#### EXERCISE:
Copy out each line that includes the word "นกรณ".

----- EXTRACTED INFORMATION -----

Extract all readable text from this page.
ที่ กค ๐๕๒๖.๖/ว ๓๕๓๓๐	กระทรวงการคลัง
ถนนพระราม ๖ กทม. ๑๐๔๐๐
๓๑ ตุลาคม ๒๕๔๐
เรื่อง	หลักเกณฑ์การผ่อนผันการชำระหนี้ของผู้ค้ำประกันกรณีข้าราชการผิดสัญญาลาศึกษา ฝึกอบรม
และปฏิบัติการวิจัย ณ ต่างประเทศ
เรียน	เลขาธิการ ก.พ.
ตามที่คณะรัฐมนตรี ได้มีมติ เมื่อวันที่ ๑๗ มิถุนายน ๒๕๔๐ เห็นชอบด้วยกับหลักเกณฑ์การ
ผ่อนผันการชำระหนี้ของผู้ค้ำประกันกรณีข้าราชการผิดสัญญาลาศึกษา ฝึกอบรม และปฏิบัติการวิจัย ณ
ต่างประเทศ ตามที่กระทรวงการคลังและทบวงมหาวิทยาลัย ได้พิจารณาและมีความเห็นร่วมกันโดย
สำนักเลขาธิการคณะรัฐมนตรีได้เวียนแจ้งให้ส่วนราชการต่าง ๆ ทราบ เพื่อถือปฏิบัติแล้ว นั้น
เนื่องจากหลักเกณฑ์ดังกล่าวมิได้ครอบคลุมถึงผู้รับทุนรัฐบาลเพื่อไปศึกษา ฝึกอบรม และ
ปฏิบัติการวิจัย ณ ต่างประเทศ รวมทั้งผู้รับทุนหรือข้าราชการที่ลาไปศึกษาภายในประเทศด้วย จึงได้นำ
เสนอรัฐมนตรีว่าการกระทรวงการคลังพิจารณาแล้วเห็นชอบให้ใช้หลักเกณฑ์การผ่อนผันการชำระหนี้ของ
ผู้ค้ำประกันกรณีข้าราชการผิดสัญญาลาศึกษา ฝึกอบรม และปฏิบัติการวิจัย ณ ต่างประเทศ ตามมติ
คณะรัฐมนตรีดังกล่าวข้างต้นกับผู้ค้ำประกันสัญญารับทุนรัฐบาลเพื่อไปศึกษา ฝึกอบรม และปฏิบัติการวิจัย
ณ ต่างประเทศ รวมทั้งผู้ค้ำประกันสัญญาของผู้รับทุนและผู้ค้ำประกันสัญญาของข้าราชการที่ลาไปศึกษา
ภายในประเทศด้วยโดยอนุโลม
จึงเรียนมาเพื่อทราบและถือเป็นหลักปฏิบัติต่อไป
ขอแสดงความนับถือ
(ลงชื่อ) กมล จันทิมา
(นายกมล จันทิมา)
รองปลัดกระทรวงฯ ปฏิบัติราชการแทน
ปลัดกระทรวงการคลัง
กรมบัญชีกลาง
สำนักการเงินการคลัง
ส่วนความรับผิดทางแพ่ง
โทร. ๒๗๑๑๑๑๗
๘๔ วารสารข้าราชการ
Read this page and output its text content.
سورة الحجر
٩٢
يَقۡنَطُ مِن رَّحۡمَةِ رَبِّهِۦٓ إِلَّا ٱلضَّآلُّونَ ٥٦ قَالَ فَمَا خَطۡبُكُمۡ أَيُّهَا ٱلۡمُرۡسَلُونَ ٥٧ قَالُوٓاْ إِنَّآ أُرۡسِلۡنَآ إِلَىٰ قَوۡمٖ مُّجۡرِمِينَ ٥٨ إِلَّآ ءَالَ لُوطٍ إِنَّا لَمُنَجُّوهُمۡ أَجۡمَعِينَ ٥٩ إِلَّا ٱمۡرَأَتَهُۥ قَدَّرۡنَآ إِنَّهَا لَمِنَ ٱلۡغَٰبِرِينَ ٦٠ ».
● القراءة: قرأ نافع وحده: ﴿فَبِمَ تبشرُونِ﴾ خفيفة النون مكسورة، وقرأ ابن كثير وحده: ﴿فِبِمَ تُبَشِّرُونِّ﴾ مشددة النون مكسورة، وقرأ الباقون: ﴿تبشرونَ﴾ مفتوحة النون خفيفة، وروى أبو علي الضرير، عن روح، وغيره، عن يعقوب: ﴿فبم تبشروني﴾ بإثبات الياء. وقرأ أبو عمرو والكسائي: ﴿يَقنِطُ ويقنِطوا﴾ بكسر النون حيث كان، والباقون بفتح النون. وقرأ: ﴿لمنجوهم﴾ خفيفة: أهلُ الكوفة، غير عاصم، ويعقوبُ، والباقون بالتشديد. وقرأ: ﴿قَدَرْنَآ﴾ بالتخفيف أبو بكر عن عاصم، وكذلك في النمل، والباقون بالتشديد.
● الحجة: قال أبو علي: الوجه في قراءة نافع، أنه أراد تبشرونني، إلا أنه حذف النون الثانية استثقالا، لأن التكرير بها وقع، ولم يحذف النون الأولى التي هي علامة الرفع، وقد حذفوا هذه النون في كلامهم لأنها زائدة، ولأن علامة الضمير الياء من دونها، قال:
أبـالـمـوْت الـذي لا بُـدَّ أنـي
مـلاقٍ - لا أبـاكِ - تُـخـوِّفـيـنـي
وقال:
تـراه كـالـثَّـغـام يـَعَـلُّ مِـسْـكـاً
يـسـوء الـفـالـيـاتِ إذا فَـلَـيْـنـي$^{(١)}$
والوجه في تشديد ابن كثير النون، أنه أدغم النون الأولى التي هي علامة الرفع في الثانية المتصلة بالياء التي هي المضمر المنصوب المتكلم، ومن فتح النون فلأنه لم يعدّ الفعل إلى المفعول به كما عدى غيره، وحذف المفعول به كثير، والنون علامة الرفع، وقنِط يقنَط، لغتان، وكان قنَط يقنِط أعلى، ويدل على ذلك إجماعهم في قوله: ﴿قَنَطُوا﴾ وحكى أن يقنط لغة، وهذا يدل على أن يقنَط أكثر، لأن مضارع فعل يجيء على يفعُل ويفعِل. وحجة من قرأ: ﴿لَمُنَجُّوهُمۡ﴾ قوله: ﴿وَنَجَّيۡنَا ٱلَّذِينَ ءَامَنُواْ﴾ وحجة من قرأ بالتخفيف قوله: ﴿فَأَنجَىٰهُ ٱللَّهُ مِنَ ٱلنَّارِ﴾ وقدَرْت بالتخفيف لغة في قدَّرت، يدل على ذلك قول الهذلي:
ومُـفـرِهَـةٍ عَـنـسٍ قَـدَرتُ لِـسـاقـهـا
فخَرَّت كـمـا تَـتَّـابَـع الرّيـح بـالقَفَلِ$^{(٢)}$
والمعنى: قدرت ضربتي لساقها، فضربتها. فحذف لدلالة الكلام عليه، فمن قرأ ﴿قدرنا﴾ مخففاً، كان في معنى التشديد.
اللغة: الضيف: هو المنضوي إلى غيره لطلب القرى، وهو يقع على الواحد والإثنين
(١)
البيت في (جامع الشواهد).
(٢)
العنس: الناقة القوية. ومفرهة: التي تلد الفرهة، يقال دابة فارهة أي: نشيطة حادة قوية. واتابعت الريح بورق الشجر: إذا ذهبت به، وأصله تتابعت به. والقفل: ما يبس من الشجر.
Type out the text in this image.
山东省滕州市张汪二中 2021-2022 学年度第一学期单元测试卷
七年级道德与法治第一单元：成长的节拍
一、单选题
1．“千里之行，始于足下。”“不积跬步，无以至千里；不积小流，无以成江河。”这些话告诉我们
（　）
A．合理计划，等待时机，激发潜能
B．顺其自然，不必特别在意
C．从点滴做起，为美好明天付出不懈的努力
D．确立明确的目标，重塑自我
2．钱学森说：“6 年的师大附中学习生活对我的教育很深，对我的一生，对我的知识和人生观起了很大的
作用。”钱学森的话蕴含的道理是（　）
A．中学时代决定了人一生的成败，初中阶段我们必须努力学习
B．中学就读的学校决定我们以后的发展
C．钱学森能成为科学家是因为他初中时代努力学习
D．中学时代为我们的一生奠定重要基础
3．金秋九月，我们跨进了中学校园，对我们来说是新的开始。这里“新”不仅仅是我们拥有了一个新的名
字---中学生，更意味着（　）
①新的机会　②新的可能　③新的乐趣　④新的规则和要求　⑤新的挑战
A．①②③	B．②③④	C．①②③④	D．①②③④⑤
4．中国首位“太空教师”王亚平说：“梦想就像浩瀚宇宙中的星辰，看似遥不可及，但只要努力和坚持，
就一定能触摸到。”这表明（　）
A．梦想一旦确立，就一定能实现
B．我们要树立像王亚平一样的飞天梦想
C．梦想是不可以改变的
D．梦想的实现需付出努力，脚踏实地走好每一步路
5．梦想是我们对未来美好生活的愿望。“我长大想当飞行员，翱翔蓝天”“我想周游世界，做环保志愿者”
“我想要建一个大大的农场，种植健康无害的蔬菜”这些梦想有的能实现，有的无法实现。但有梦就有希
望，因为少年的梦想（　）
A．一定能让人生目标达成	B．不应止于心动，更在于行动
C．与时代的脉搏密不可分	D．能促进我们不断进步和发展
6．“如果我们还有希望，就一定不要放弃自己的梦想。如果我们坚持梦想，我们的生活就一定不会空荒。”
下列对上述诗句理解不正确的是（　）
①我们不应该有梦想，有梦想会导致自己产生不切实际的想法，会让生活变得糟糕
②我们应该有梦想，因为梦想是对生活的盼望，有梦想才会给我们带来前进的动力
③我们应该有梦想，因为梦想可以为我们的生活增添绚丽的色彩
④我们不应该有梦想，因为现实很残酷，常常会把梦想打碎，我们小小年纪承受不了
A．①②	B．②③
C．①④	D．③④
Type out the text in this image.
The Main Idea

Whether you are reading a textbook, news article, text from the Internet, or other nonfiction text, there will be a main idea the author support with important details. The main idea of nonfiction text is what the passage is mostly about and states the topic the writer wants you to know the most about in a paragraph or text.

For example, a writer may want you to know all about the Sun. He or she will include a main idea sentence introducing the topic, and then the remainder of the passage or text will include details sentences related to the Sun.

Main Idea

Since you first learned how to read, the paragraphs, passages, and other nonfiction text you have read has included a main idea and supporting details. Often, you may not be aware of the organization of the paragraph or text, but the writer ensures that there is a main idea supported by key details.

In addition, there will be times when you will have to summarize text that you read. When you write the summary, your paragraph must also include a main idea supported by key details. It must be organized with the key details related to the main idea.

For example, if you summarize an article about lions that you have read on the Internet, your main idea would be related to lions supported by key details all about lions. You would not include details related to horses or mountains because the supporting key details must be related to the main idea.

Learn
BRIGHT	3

-----

#### EXERCISE RESPONSE:
เรื่อง	หลักเกณฑ์การผ่อนผันการชำระหนี้ของผู้ค้ำประกันกรณีข้าราชการผิดสัญญาลาศึกษา ฝึกอบรม
ผ่อนผันการชำระหนี้ของผู้ค้ำประกันกรณีข้าราชการผิดสัญญาลาศึกษา ฝึกอบรม และปฏิบัติการวิจัย ณ
ผู้ค้ำประกันกรณีข้าราชการผิดสัญญาลาศึกษา ฝึกอบรม และปฏิบัติการวิจัย ณ ต่างประเทศ ตามมติ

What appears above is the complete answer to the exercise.